= Exercise =
Exactly reproduce all the records, keeping pictures out of the copy.
^^^^^^^^
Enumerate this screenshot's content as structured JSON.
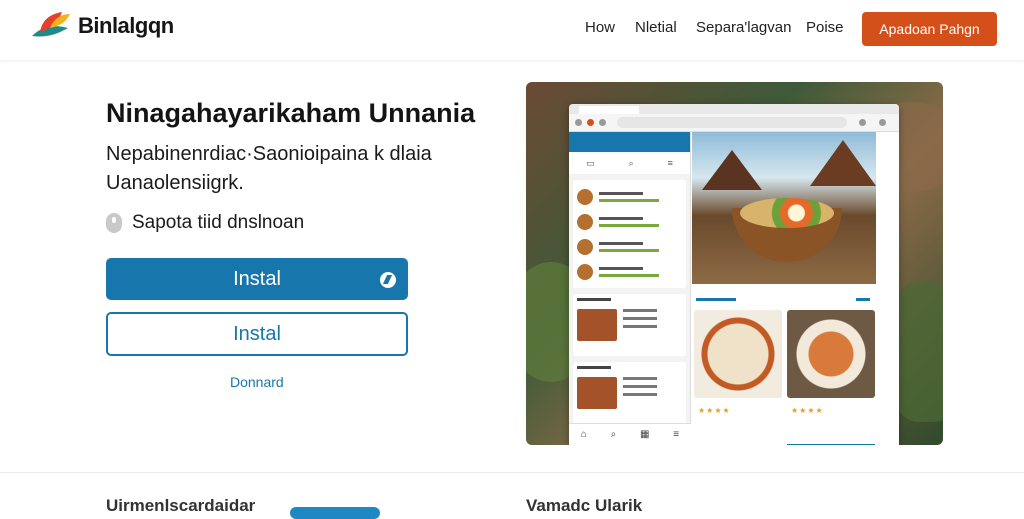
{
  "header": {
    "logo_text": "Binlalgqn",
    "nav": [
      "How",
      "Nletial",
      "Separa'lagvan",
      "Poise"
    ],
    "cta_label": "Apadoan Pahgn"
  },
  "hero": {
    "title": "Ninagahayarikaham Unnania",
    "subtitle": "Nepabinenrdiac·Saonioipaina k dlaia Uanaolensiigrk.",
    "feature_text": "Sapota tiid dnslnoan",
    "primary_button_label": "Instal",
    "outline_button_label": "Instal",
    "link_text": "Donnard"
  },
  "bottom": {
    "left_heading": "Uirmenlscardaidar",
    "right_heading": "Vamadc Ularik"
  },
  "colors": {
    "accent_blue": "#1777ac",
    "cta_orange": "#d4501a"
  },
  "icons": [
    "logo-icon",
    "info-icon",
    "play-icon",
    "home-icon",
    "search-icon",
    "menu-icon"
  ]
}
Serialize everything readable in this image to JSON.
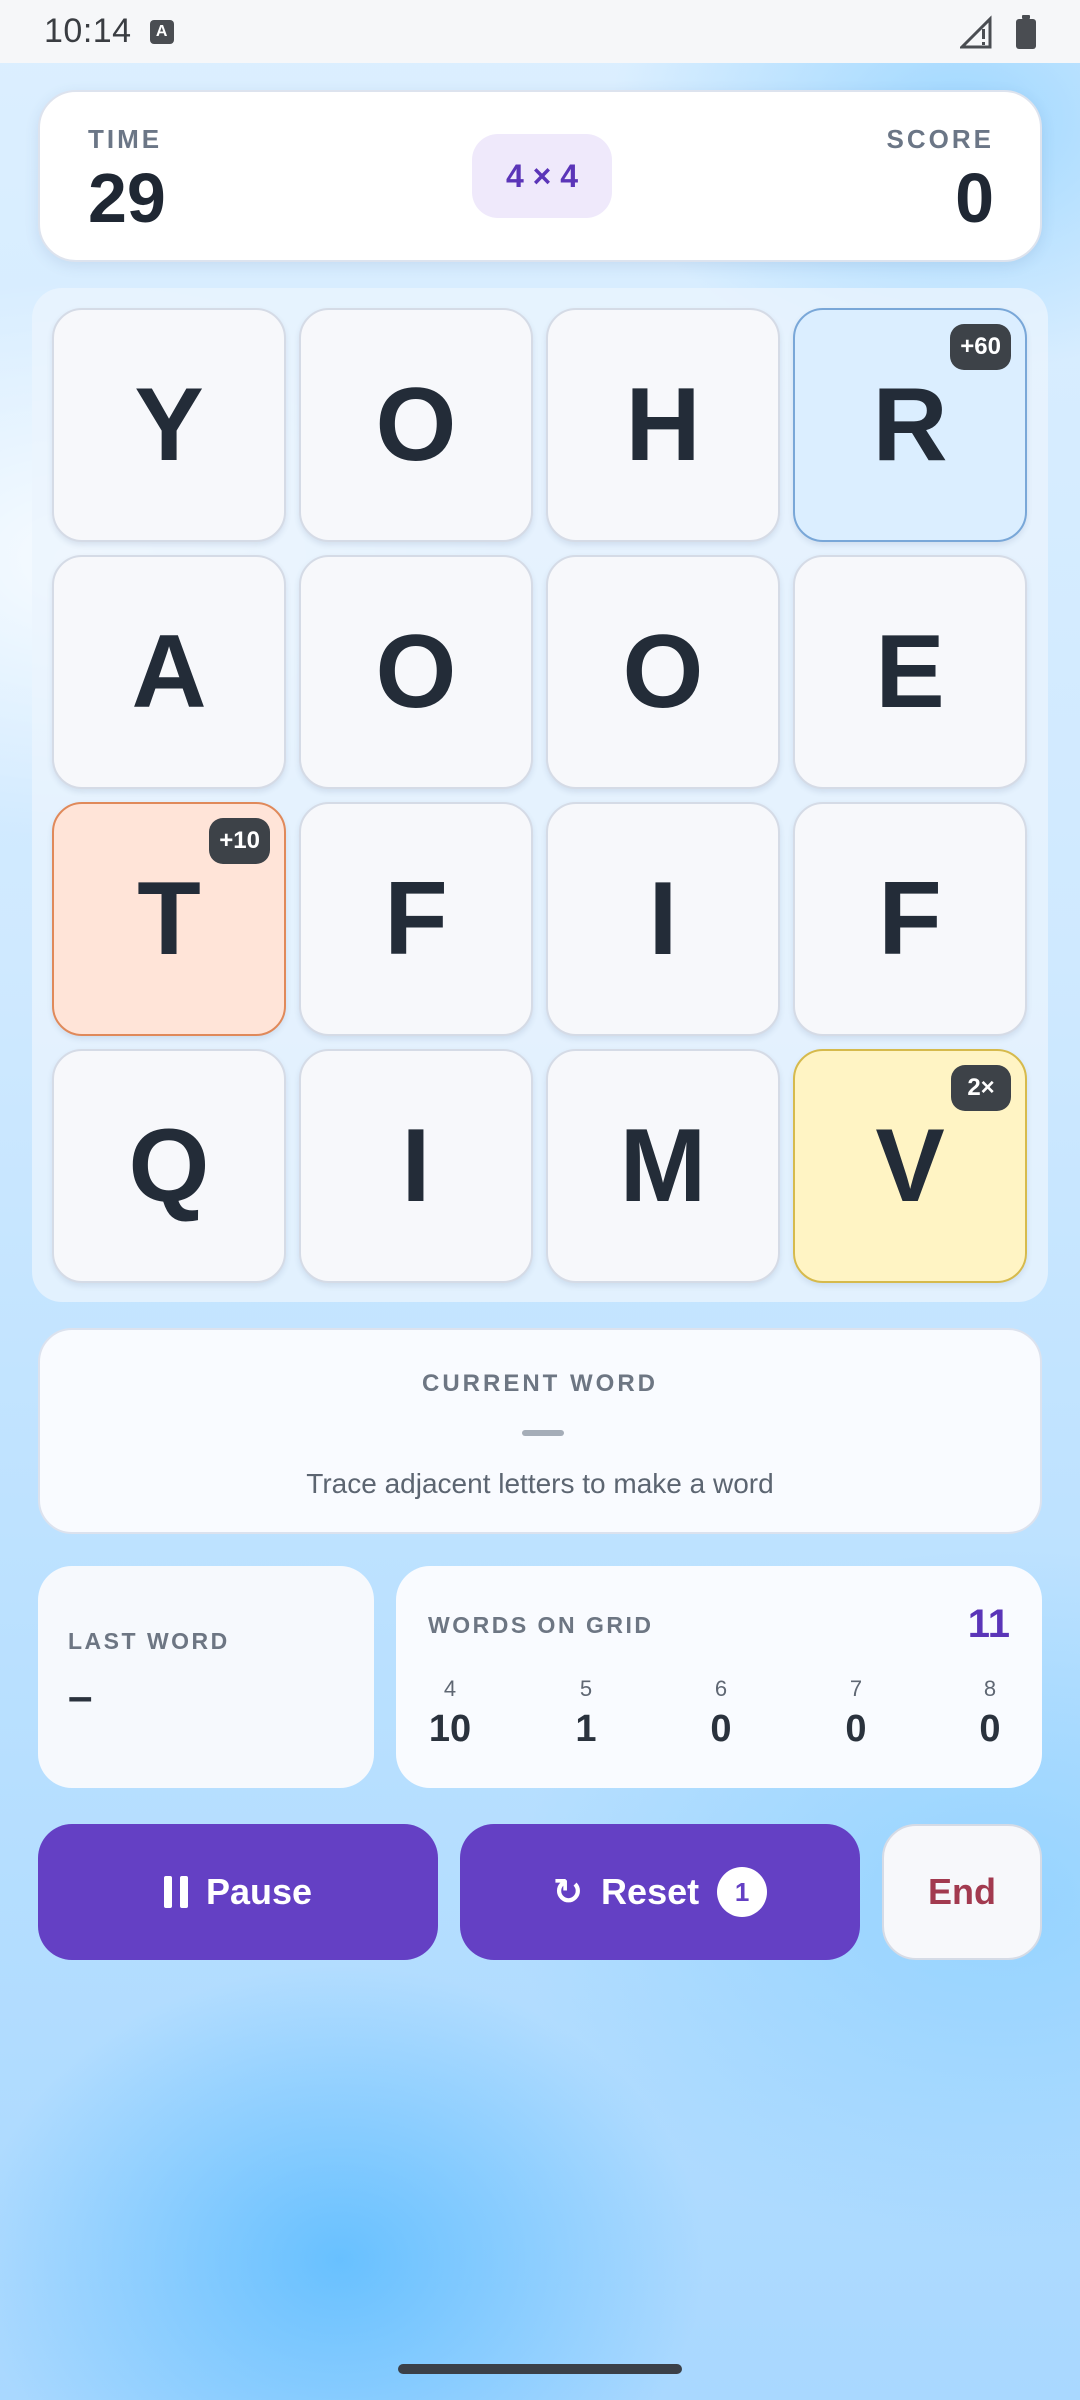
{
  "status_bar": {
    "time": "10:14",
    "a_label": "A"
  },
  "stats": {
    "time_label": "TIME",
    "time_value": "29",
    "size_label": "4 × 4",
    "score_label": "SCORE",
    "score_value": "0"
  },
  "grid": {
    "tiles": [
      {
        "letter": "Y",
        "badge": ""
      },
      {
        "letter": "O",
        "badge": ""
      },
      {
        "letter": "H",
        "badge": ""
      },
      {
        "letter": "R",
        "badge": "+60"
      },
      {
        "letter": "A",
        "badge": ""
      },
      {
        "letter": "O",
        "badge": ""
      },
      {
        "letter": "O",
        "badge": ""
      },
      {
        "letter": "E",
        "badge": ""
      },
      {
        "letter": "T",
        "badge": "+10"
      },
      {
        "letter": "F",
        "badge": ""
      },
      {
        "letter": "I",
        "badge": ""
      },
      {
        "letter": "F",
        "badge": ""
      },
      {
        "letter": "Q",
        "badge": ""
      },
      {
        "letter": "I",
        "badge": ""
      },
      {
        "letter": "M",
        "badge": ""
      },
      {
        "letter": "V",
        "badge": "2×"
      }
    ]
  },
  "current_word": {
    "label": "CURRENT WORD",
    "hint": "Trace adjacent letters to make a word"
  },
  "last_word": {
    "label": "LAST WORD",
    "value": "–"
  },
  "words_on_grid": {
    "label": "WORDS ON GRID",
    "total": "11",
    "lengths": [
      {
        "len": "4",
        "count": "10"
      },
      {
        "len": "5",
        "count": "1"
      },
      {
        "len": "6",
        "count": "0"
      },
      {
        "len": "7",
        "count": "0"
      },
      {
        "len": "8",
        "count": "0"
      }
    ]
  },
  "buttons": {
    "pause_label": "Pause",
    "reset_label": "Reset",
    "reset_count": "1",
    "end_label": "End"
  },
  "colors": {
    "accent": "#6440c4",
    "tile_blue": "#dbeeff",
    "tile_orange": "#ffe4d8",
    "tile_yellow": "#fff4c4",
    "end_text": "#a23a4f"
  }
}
^^^^^^^^
= Final result =
Enumerate this screenshot's content as structured JSON.
{
  "header": {
    "logo_text": "Binlalgqn",
    "nav": [
      "How",
      "Nletial",
      "Separa'lagvan",
      "Poise"
    ],
    "cta_label": "Apadoan Pahgn"
  },
  "hero": {
    "title": "Ninagahayarikaham Unnania",
    "subtitle": "Nepabinenrdiac·Saonioipaina k dlaia Uanaolensiigrk.",
    "feature_text": "Sapota tiid dnslnoan",
    "primary_button_label": "Instal",
    "outline_button_label": "Instal",
    "link_text": "Donnard"
  },
  "bottom": {
    "left_heading": "Uirmenlscardaidar",
    "right_heading": "Vamadc Ularik"
  },
  "colors": {
    "accent_blue": "#1777ac",
    "cta_orange": "#d4501a"
  },
  "icons": [
    "logo-icon",
    "info-icon",
    "play-icon",
    "home-icon",
    "search-icon",
    "menu-icon"
  ]
}
Serialize everything readable in this image to JSON.
{
  "status_bar": {
    "time": "10:14",
    "a_label": "A"
  },
  "stats": {
    "time_label": "TIME",
    "time_value": "29",
    "size_label": "4 × 4",
    "score_label": "SCORE",
    "score_value": "0"
  },
  "grid": {
    "tiles": [
      {
        "letter": "Y",
        "badge": ""
      },
      {
        "letter": "O",
        "badge": ""
      },
      {
        "letter": "H",
        "badge": ""
      },
      {
        "letter": "R",
        "badge": "+60"
      },
      {
        "letter": "A",
        "badge": ""
      },
      {
        "letter": "O",
        "badge": ""
      },
      {
        "letter": "O",
        "badge": ""
      },
      {
        "letter": "E",
        "badge": ""
      },
      {
        "letter": "T",
        "badge": "+10"
      },
      {
        "letter": "F",
        "badge": ""
      },
      {
        "letter": "I",
        "badge": ""
      },
      {
        "letter": "F",
        "badge": ""
      },
      {
        "letter": "Q",
        "badge": ""
      },
      {
        "letter": "I",
        "badge": ""
      },
      {
        "letter": "M",
        "badge": ""
      },
      {
        "letter": "V",
        "badge": "2×"
      }
    ]
  },
  "current_word": {
    "label": "CURRENT WORD",
    "hint": "Trace adjacent letters to make a word"
  },
  "last_word": {
    "label": "LAST WORD",
    "value": "–"
  },
  "words_on_grid": {
    "label": "WORDS ON GRID",
    "total": "11",
    "lengths": [
      {
        "len": "4",
        "count": "10"
      },
      {
        "len": "5",
        "count": "1"
      },
      {
        "len": "6",
        "count": "0"
      },
      {
        "len": "7",
        "count": "0"
      },
      {
        "len": "8",
        "count": "0"
      }
    ]
  },
  "buttons": {
    "pause_label": "Pause",
    "reset_label": "Reset",
    "reset_count": "1",
    "end_label": "End"
  },
  "colors": {
    "accent": "#6440c4",
    "tile_blue": "#dbeeff",
    "tile_orange": "#ffe4d8",
    "tile_yellow": "#fff4c4",
    "end_text": "#a23a4f"
  }
}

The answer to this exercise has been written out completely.